What to produce: Below is a set of records; restate each one word for word.

----- Data for processing -----

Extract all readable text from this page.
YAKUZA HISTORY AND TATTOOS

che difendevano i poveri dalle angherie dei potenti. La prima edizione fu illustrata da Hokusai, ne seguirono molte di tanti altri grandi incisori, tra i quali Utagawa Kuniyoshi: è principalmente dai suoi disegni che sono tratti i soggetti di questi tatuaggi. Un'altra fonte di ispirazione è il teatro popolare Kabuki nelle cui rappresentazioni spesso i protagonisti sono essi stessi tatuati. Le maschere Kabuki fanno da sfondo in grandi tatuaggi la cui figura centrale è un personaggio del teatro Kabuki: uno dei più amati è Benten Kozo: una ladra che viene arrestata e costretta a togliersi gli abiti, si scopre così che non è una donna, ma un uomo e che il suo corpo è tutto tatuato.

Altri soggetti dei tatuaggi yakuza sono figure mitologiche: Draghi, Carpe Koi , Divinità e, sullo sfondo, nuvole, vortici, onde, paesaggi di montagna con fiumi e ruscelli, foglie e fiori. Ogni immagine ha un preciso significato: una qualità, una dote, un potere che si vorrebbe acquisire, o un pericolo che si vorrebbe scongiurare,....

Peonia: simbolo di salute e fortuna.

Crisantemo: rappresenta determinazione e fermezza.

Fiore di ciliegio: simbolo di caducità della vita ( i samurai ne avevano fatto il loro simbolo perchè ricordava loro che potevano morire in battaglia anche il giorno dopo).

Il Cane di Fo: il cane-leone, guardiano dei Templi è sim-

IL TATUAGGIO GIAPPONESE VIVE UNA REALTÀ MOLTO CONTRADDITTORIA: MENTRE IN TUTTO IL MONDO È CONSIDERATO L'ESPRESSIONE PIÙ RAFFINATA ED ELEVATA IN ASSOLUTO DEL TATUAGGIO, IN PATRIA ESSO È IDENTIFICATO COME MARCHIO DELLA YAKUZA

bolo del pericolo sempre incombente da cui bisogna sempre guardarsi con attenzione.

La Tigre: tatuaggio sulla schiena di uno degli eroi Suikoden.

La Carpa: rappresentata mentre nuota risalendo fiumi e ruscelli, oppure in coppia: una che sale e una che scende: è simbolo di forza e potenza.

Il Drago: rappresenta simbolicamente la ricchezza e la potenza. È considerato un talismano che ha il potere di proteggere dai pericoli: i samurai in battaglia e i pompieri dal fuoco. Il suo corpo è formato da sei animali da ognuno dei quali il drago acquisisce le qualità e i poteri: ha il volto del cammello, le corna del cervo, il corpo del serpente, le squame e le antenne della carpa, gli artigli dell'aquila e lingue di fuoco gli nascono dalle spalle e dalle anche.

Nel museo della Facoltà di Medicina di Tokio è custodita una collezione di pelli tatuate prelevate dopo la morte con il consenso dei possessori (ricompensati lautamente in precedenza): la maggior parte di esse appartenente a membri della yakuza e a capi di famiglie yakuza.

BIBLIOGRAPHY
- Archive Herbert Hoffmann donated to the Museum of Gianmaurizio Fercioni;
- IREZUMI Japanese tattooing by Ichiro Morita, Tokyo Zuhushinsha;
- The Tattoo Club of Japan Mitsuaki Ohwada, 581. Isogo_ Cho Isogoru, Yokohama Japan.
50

-----

Final result:
Extract all readable text from this page.
YAKUZA HISTORY AND TATTOOS

che difendevano i poveri dalle angherie dei potenti. La prima edizione fu illustrata da Hokusai, ne seguirono molte di tanti altri grandi incisori, tra i quali Utagawa Kuniyoshi: è principalmente dai suoi disegni che sono tratti i soggetti di questi tatuaggi. Un'altra fonte di ispirazione è il teatro popolare Kabuki nelle cui rappresentazioni spesso i protagonisti sono essi stessi tatuati. Le maschere Kabuki fanno da sfondo in grandi tatuaggi la cui figura centrale è un personaggio del teatro Kabuki: uno dei più amati è Benten Kozo: una ladra che viene arrestata e costretta a togliersi gli abiti, si scopre così che non è una donna, ma un uomo e che il suo corpo è tutto tatuato.

Altri soggetti dei tatuaggi yakuza sono figure mitologiche: Draghi, Carpe Koi , Divinità e, sullo sfondo, nuvole, vortici, onde, paesaggi di montagna con fiumi e ruscelli, foglie e fiori. Ogni immagine ha un preciso significato: una qualità, una dote, un potere che si vorrebbe acquisire, o un pericolo che si vorrebbe scongiurare,....

Peonia: simbolo di salute e fortuna.

Crisantemo: rappresenta determinazione e fermezza.

Fiore di ciliegio: simbolo di caducità della vita ( i samurai ne avevano fatto il loro simbolo perchè ricordava loro che potevano morire in battaglia anche il giorno dopo).

Il Cane di Fo: il cane-leone, guardiano dei Templi è sim-

IL TATUAGGIO GIAPPONESE VIVE UNA REALTÀ MOLTO CONTRADDITTORIA: MENTRE IN TUTTO IL MONDO È CONSIDERATO L'ESPRESSIONE PIÙ RAFFINATA ED ELEVATA IN ASSOLUTO DEL TATUAGGIO, IN PATRIA ESSO È IDENTIFICATO COME MARCHIO DELLA YAKUZA

bolo del pericolo sempre incombente da cui bisogna sempre guardarsi con attenzione.

La Tigre: tatuaggio sulla schiena di uno degli eroi Suikoden.

La Carpa: rappresentata mentre nuota risalendo fiumi e ruscelli, oppure in coppia: una che sale e una che scende: è simbolo di forza e potenza.

Il Drago: rappresenta simbolicamente la ricchezza e la potenza. È considerato un talismano che ha il potere di proteggere dai pericoli: i samurai in battaglia e i pompieri dal fuoco. Il suo corpo è formato da sei animali da ognuno dei quali il drago acquisisce le qualità e i poteri: ha il volto del cammello, le corna del cervo, il corpo del serpente, le squame e le antenne della carpa, gli artigli dell'aquila e lingue di fuoco gli nascono dalle spalle e dalle anche.

Nel museo della Facoltà di Medicina di Tokio è custodita una collezione di pelli tatuate prelevate dopo la morte con il consenso dei possessori (ricompensati lautamente in precedenza): la maggior parte di esse appartenente a membri della yakuza e a capi di famiglie yakuza.

BIBLIOGRAPHY
- Archive Herbert Hoffmann donated to the Museum of Gianmaurizio Fercioni;
- IREZUMI Japanese tattooing by Ichiro Morita, Tokyo Zuhushinsha;
- The Tattoo Club of Japan Mitsuaki Ohwada, 581. Isogo_ Cho Isogoru, Yokohama Japan.
50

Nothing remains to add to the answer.